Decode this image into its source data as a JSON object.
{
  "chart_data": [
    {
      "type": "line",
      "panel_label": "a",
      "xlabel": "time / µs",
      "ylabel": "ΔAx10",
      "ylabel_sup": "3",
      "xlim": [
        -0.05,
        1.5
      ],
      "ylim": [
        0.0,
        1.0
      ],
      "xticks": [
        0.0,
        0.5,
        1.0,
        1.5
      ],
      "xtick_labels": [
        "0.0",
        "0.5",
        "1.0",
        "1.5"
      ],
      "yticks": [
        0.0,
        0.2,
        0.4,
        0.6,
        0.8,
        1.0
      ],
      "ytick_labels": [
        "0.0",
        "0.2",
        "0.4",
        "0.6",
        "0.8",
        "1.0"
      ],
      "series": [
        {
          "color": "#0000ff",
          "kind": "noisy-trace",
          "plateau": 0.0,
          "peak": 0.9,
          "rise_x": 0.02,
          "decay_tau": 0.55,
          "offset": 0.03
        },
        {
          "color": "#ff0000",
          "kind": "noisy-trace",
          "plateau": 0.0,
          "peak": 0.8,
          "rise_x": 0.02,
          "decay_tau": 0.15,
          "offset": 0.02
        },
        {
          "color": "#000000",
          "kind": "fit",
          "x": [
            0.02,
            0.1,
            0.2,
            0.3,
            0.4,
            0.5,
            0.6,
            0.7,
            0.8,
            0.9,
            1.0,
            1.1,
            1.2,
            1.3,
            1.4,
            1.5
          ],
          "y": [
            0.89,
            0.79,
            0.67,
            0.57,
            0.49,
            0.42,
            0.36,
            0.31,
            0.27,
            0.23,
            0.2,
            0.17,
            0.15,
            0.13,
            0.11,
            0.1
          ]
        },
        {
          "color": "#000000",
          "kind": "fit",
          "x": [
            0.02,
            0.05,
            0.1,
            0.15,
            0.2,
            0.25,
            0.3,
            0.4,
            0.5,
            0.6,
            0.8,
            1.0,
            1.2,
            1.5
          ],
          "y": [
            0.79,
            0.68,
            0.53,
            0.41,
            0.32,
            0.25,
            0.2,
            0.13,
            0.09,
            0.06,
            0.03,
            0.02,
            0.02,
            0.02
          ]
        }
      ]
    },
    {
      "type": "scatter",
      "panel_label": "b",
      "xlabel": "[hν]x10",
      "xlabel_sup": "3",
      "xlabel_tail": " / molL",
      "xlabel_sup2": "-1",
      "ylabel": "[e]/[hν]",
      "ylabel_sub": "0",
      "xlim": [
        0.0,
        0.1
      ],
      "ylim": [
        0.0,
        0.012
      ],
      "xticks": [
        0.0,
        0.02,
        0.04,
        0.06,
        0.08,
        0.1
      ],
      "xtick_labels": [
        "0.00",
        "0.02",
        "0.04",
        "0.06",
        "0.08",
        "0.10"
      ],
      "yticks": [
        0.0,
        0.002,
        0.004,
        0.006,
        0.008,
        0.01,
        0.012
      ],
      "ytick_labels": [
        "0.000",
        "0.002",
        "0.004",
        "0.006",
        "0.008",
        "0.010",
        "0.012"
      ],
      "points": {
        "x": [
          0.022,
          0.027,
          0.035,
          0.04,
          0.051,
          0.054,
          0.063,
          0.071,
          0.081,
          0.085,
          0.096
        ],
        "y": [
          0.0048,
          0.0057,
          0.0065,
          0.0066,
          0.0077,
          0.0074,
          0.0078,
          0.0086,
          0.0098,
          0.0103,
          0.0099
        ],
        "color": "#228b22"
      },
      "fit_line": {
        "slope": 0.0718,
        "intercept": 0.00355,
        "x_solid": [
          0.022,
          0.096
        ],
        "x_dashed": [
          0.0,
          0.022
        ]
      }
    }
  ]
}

> SHORT PROBLEM
Every line in the data above that contains "color" needs to be copied.

> FULL SOLUTION
          "color": "#0000ff",
          "color": "#ff0000",
          "color": "#000000",
          "color": "#000000",
        "color": "#228b22"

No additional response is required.